● **THE TASK**
Repeat each record below exactly as given.

● **GIVEN RECORDS**
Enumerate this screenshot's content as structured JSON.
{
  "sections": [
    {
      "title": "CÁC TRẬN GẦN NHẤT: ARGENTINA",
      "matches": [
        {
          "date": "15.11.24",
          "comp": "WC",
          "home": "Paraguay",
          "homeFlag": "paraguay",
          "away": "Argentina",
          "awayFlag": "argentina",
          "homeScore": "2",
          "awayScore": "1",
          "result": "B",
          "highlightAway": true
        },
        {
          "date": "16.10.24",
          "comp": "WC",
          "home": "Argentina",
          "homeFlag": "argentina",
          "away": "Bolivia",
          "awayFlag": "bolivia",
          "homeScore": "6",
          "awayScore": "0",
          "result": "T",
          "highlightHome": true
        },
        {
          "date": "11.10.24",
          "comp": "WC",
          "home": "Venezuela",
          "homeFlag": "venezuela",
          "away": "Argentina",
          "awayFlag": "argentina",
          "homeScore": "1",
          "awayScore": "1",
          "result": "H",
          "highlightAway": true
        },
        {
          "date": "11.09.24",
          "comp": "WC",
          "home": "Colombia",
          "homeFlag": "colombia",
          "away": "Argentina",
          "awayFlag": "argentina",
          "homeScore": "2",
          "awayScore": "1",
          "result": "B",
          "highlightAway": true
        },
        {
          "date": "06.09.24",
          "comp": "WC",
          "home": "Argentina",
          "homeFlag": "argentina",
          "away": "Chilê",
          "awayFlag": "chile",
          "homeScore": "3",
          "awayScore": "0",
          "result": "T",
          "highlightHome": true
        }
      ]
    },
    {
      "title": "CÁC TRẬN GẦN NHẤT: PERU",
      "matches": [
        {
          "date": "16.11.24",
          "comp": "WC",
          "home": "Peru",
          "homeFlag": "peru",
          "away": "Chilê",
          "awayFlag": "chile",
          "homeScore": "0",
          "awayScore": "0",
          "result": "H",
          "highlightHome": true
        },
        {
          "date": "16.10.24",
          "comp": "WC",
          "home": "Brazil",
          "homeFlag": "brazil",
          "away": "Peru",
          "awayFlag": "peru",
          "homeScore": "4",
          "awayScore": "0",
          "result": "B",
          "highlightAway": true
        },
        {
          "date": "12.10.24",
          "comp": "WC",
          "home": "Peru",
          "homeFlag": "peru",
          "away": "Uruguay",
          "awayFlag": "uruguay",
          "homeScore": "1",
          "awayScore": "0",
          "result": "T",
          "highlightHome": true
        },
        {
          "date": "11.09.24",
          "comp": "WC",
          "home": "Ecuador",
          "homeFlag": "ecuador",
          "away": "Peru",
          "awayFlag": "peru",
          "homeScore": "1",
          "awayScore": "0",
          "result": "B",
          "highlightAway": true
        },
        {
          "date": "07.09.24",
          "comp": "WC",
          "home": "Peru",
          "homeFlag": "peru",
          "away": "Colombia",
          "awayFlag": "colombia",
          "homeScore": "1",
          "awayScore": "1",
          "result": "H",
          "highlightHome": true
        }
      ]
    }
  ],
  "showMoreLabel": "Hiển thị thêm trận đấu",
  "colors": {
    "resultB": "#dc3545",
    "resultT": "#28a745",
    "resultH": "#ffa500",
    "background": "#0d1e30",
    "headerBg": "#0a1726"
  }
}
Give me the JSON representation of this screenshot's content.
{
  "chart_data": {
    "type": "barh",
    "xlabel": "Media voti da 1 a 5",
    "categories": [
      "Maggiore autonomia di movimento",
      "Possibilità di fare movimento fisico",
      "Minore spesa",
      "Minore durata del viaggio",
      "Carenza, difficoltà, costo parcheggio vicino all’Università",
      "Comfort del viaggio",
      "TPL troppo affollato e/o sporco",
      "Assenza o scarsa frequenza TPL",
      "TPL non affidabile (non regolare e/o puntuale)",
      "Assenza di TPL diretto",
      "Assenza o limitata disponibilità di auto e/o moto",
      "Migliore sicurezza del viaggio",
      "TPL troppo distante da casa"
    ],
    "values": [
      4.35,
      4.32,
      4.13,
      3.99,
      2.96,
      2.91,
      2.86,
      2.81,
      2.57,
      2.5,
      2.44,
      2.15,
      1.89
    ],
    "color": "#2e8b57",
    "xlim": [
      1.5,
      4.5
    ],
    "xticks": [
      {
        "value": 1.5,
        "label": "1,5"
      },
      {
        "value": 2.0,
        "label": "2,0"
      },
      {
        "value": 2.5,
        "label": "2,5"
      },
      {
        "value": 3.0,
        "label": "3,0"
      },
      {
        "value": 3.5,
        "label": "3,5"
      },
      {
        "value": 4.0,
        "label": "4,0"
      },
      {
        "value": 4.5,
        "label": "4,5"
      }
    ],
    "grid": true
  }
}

● **TASK OUTPUT**
Enumerate this screenshot's content as structured JSON.
{
  "sections": [
    {
      "title": "CÁC TRẬN GẦN NHẤT: ARGENTINA",
      "matches": [
        {
          "date": "15.11.24",
          "comp": "WC",
          "home": "Paraguay",
          "homeFlag": "paraguay",
          "away": "Argentina",
          "awayFlag": "argentina",
          "homeScore": "2",
          "awayScore": "1",
          "result": "B",
          "highlightAway": true
        },
        {
          "date": "16.10.24",
          "comp": "WC",
          "home": "Argentina",
          "homeFlag": "argentina",
          "away": "Bolivia",
          "awayFlag": "bolivia",
          "homeScore": "6",
          "awayScore": "0",
          "result": "T",
          "highlightHome": true
        },
        {
          "date": "11.10.24",
          "comp": "WC",
          "home": "Venezuela",
          "homeFlag": "venezuela",
          "away": "Argentina",
          "awayFlag": "argentina",
          "homeScore": "1",
          "awayScore": "1",
          "result": "H",
          "highlightAway": true
        },
        {
          "date": "11.09.24",
          "comp": "WC",
          "home": "Colombia",
          "homeFlag": "colombia",
          "away": "Argentina",
          "awayFlag": "argentina",
          "homeScore": "2",
          "awayScore": "1",
          "result": "B",
          "highlightAway": true
        },
        {
          "date": "06.09.24",
          "comp": "WC",
          "home": "Argentina",
          "homeFlag": "argentina",
          "away": "Chilê",
          "awayFlag": "chile",
          "homeScore": "3",
          "awayScore": "0",
          "result": "T",
          "highlightHome": true
        }
      ]
    },
    {
      "title": "CÁC TRẬN GẦN NHẤT: PERU",
      "matches": [
        {
          "date": "16.11.24",
          "comp": "WC",
          "home": "Peru",
          "homeFlag": "peru",
          "away": "Chilê",
          "awayFlag": "chile",
          "homeScore": "0",
          "awayScore": "0",
          "result": "H",
          "highlightHome": true
        },
        {
          "date": "16.10.24",
          "comp": "WC",
          "home": "Brazil",
          "homeFlag": "brazil",
          "away": "Peru",
          "awayFlag": "peru",
          "homeScore": "4",
          "awayScore": "0",
          "result": "B",
          "highlightAway": true
        },
        {
          "date": "12.10.24",
          "comp": "WC",
          "home": "Peru",
          "homeFlag": "peru",
          "away": "Uruguay",
          "awayFlag": "uruguay",
          "homeScore": "1",
          "awayScore": "0",
          "result": "T",
          "highlightHome": true
        },
        {
          "date": "11.09.24",
          "comp": "WC",
          "home": "Ecuador",
          "homeFlag": "ecuador",
          "away": "Peru",
          "awayFlag": "peru",
          "homeScore": "1",
          "awayScore": "0",
          "result": "B",
          "highlightAway": true
        },
        {
          "date": "07.09.24",
          "comp": "WC",
          "home": "Peru",
          "homeFlag": "peru",
          "away": "Colombia",
          "awayFlag": "colombia",
          "homeScore": "1",
          "awayScore": "1",
          "result": "H",
          "highlightHome": true
        }
      ]
    }
  ],
  "showMoreLabel": "Hiển thị thêm trận đấu",
  "colors": {
    "resultB": "#dc3545",
    "resultT": "#28a745",
    "resultH": "#ffa500",
    "background": "#0d1e30",
    "headerBg": "#0a1726"
  }
}
Give me the JSON representation of this screenshot's content.
{
  "chart_data": {
    "type": "barh",
    "xlabel": "Media voti da 1 a 5",
    "categories": [
      "Maggiore autonomia di movimento",
      "Possibilità di fare movimento fisico",
      "Minore spesa",
      "Minore durata del viaggio",
      "Carenza, difficoltà, costo parcheggio vicino all’Università",
      "Comfort del viaggio",
      "TPL troppo affollato e/o sporco",
      "Assenza o scarsa frequenza TPL",
      "TPL non affidabile (non regolare e/o puntuale)",
      "Assenza di TPL diretto",
      "Assenza o limitata disponibilità di auto e/o moto",
      "Migliore sicurezza del viaggio",
      "TPL troppo distante da casa"
    ],
    "values": [
      4.35,
      4.32,
      4.13,
      3.99,
      2.96,
      2.91,
      2.86,
      2.81,
      2.57,
      2.5,
      2.44,
      2.15,
      1.89
    ],
    "color": "#2e8b57",
    "xlim": [
      1.5,
      4.5
    ],
    "xticks": [
      {
        "value": 1.5,
        "label": "1,5"
      },
      {
        "value": 2.0,
        "label": "2,0"
      },
      {
        "value": 2.5,
        "label": "2,5"
      },
      {
        "value": 3.0,
        "label": "3,0"
      },
      {
        "value": 3.5,
        "label": "3,5"
      },
      {
        "value": 4.0,
        "label": "4,0"
      },
      {
        "value": 4.5,
        "label": "4,5"
      }
    ],
    "grid": true
  }
}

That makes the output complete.